- **GIVEN REQUEST**
Find every line of the listing below where "source" appears, and copy it.

Stored data:

********************

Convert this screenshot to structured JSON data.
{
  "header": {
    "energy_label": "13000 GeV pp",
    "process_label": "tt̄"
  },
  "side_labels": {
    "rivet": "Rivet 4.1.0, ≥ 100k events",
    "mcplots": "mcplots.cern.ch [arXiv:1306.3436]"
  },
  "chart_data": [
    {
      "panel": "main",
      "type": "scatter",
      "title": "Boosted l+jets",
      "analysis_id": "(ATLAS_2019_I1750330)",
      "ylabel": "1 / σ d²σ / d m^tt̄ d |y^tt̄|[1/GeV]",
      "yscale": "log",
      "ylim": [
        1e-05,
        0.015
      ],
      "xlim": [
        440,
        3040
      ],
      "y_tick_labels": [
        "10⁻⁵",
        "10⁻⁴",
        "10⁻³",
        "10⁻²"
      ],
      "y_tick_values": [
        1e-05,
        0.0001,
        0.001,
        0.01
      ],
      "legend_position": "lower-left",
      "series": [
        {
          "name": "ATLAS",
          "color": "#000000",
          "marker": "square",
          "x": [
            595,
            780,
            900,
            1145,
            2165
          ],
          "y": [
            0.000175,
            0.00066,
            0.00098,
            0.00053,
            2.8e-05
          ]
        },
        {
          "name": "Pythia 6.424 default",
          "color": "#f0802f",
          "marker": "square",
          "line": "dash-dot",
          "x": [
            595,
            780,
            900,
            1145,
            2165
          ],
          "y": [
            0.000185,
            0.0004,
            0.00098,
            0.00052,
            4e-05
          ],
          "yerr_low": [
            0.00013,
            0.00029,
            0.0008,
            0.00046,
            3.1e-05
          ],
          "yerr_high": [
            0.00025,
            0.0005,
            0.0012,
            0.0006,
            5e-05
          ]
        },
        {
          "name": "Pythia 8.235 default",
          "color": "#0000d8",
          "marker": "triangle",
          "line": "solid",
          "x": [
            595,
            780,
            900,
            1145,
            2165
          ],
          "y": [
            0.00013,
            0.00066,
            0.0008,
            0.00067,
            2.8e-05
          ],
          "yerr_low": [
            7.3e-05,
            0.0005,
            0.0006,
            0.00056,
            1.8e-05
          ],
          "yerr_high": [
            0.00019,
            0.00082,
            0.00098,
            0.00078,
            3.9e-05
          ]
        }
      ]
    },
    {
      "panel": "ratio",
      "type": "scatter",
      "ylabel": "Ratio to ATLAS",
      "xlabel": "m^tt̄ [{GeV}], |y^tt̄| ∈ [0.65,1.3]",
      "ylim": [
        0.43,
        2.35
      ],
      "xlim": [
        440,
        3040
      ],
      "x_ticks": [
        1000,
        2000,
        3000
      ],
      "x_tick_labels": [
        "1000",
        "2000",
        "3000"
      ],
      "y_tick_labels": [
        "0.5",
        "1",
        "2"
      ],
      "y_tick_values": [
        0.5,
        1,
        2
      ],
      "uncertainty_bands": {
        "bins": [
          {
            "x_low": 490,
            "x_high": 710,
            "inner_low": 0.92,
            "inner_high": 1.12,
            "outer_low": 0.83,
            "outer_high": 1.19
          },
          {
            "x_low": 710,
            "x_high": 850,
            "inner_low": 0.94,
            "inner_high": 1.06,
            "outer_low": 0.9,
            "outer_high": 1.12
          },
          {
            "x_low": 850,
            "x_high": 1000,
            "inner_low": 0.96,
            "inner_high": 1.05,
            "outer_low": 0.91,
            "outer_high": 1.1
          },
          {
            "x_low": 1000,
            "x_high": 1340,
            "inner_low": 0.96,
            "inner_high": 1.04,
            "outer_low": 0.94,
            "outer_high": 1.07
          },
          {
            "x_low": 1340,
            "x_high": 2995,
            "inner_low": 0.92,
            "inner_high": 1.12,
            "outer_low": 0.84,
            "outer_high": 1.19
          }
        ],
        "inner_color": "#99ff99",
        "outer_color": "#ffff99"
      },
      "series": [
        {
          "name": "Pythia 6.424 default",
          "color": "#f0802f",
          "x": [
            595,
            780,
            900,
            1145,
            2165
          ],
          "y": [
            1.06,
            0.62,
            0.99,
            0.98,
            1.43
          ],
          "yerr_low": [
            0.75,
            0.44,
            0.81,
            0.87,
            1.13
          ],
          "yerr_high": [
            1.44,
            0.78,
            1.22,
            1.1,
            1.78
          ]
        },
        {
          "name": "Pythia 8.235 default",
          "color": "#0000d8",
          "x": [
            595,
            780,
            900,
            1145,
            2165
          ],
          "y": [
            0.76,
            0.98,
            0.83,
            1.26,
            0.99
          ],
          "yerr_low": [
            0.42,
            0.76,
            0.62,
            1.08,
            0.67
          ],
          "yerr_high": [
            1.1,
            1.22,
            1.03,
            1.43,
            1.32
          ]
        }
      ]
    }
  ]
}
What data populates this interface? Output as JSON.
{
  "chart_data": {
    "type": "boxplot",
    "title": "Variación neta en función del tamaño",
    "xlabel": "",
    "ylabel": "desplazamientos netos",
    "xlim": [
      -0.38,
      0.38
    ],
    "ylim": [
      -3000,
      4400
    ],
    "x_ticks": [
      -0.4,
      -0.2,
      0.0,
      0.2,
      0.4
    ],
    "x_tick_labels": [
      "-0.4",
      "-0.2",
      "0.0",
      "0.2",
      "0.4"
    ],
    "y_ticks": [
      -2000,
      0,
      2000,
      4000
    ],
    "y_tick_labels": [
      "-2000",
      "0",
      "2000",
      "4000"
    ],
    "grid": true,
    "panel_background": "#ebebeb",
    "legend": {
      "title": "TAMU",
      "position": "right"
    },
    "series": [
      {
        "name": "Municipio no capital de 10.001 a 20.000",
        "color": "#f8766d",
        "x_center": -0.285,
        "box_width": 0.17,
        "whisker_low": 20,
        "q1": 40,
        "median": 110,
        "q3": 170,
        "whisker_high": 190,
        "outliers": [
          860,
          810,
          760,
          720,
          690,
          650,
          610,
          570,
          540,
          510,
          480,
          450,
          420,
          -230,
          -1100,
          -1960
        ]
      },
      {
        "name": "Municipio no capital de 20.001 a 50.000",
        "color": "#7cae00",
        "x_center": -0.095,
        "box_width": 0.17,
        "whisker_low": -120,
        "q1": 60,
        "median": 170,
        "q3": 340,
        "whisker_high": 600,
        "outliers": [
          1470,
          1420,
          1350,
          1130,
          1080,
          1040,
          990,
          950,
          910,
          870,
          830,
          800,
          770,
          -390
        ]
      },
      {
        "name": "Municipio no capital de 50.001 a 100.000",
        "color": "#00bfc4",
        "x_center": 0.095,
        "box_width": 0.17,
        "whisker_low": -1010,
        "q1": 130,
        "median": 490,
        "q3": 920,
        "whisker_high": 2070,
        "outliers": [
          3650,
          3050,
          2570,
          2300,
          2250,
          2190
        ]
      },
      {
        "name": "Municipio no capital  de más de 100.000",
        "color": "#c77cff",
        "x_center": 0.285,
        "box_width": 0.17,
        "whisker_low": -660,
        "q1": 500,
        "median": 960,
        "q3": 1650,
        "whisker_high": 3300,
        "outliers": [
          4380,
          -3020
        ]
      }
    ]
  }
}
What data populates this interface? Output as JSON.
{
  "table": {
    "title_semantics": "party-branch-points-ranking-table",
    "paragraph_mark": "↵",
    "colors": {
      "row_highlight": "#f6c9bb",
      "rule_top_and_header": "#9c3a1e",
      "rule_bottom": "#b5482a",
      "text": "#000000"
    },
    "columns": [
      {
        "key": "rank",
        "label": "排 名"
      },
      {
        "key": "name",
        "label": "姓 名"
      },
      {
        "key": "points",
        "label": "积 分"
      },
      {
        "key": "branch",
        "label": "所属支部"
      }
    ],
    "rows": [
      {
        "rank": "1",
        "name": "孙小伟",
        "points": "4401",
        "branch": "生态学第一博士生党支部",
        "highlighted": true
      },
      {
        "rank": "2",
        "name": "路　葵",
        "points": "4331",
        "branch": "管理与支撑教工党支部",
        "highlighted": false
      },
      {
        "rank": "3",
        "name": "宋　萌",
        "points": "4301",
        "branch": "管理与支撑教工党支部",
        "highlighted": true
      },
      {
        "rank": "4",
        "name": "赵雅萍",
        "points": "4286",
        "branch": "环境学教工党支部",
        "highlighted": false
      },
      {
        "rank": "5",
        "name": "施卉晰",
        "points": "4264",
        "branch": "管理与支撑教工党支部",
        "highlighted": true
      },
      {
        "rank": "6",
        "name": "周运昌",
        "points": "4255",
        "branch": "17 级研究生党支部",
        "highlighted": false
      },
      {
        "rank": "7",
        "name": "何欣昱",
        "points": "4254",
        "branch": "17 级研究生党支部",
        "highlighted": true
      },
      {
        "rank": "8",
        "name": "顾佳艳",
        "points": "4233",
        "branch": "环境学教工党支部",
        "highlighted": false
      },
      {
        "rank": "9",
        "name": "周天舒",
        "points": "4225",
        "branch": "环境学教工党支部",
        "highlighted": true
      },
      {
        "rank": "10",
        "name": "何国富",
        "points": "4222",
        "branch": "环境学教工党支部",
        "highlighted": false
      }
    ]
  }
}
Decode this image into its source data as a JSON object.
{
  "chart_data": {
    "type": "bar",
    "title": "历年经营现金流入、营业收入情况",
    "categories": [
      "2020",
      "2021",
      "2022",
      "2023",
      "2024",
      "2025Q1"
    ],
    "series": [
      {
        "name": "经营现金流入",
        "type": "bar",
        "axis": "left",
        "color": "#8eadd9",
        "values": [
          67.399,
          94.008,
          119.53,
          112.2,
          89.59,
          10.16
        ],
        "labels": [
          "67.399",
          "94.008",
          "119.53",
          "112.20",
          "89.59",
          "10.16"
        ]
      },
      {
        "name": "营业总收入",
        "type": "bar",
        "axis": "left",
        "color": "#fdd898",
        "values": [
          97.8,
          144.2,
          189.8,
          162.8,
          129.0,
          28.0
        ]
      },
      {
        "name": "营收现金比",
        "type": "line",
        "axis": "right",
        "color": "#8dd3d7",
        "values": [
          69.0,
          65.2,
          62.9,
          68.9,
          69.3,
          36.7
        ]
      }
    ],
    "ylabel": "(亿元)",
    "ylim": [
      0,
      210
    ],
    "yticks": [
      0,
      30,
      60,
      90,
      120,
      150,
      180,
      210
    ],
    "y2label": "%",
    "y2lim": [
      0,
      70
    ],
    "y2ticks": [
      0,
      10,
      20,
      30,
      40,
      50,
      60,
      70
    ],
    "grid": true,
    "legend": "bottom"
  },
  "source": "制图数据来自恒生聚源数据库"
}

********************

- **ANSWER FOR THE TASK**
Decode this image into its source data as a JSON object.
  "source": "制图数据来自恒生聚源数据库"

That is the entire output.